■ What is required ■
Every line must be returned precisely as it is written.

■ Collected data ■
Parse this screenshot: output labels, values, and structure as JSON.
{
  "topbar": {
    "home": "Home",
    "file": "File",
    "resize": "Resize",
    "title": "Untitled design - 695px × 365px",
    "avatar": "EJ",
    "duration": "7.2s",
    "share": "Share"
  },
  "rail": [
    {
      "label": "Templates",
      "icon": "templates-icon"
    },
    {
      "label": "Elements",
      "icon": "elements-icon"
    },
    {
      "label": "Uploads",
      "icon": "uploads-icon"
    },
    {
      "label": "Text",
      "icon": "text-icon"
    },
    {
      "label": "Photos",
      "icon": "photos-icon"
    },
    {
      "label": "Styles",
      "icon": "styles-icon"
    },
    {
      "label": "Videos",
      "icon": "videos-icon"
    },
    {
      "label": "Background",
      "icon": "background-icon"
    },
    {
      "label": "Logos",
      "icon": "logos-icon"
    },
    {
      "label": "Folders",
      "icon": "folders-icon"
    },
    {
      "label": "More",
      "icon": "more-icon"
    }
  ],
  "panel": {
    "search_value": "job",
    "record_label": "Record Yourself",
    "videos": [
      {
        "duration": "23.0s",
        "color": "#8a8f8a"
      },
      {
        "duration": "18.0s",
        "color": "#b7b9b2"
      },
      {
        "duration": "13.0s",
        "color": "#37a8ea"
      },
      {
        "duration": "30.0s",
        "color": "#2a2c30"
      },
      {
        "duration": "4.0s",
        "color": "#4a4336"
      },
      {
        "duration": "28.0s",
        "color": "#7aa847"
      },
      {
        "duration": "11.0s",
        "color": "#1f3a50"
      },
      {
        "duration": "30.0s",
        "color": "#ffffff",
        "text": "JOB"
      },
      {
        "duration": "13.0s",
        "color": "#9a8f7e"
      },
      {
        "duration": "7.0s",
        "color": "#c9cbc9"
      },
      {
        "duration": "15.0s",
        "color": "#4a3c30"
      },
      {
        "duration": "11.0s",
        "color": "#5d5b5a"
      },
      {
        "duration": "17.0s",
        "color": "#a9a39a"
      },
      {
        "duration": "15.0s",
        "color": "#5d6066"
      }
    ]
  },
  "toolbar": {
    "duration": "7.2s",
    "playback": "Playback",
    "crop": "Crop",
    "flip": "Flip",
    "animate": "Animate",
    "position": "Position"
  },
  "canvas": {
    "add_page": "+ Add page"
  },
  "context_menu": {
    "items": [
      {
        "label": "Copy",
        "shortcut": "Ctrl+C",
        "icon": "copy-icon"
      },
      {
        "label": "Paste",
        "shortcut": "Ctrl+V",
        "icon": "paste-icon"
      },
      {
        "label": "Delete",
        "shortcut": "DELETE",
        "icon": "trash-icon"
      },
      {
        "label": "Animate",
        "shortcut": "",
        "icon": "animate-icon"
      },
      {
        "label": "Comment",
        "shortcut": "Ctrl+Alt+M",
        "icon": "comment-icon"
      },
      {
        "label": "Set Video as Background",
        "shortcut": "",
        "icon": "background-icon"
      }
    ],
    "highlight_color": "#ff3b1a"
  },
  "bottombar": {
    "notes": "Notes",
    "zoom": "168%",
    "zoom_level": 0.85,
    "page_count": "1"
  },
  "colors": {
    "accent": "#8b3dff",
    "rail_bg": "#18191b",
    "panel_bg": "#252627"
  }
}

■ Task result ■
Parse this screenshot: output labels, values, and structure as JSON.
{
  "topbar": {
    "home": "Home",
    "file": "File",
    "resize": "Resize",
    "title": "Untitled design - 695px × 365px",
    "avatar": "EJ",
    "duration": "7.2s",
    "share": "Share"
  },
  "rail": [
    {
      "label": "Templates",
      "icon": "templates-icon"
    },
    {
      "label": "Elements",
      "icon": "elements-icon"
    },
    {
      "label": "Uploads",
      "icon": "uploads-icon"
    },
    {
      "label": "Text",
      "icon": "text-icon"
    },
    {
      "label": "Photos",
      "icon": "photos-icon"
    },
    {
      "label": "Styles",
      "icon": "styles-icon"
    },
    {
      "label": "Videos",
      "icon": "videos-icon"
    },
    {
      "label": "Background",
      "icon": "background-icon"
    },
    {
      "label": "Logos",
      "icon": "logos-icon"
    },
    {
      "label": "Folders",
      "icon": "folders-icon"
    },
    {
      "label": "More",
      "icon": "more-icon"
    }
  ],
  "panel": {
    "search_value": "job",
    "record_label": "Record Yourself",
    "videos": [
      {
        "duration": "23.0s",
        "color": "#8a8f8a"
      },
      {
        "duration": "18.0s",
        "color": "#b7b9b2"
      },
      {
        "duration": "13.0s",
        "color": "#37a8ea"
      },
      {
        "duration": "30.0s",
        "color": "#2a2c30"
      },
      {
        "duration": "4.0s",
        "color": "#4a4336"
      },
      {
        "duration": "28.0s",
        "color": "#7aa847"
      },
      {
        "duration": "11.0s",
        "color": "#1f3a50"
      },
      {
        "duration": "30.0s",
        "color": "#ffffff",
        "text": "JOB"
      },
      {
        "duration": "13.0s",
        "color": "#9a8f7e"
      },
      {
        "duration": "7.0s",
        "color": "#c9cbc9"
      },
      {
        "duration": "15.0s",
        "color": "#4a3c30"
      },
      {
        "duration": "11.0s",
        "color": "#5d5b5a"
      },
      {
        "duration": "17.0s",
        "color": "#a9a39a"
      },
      {
        "duration": "15.0s",
        "color": "#5d6066"
      }
    ]
  },
  "toolbar": {
    "duration": "7.2s",
    "playback": "Playback",
    "crop": "Crop",
    "flip": "Flip",
    "animate": "Animate",
    "position": "Position"
  },
  "canvas": {
    "add_page": "+ Add page"
  },
  "context_menu": {
    "items": [
      {
        "label": "Copy",
        "shortcut": "Ctrl+C",
        "icon": "copy-icon"
      },
      {
        "label": "Paste",
        "shortcut": "Ctrl+V",
        "icon": "paste-icon"
      },
      {
        "label": "Delete",
        "shortcut": "DELETE",
        "icon": "trash-icon"
      },
      {
        "label": "Animate",
        "shortcut": "",
        "icon": "animate-icon"
      },
      {
        "label": "Comment",
        "shortcut": "Ctrl+Alt+M",
        "icon": "comment-icon"
      },
      {
        "label": "Set Video as Background",
        "shortcut": "",
        "icon": "background-icon"
      }
    ],
    "highlight_color": "#ff3b1a"
  },
  "bottombar": {
    "notes": "Notes",
    "zoom": "168%",
    "zoom_level": 0.85,
    "page_count": "1"
  },
  "colors": {
    "accent": "#8b3dff",
    "rail_bg": "#18191b",
    "panel_bg": "#252627"
  }
}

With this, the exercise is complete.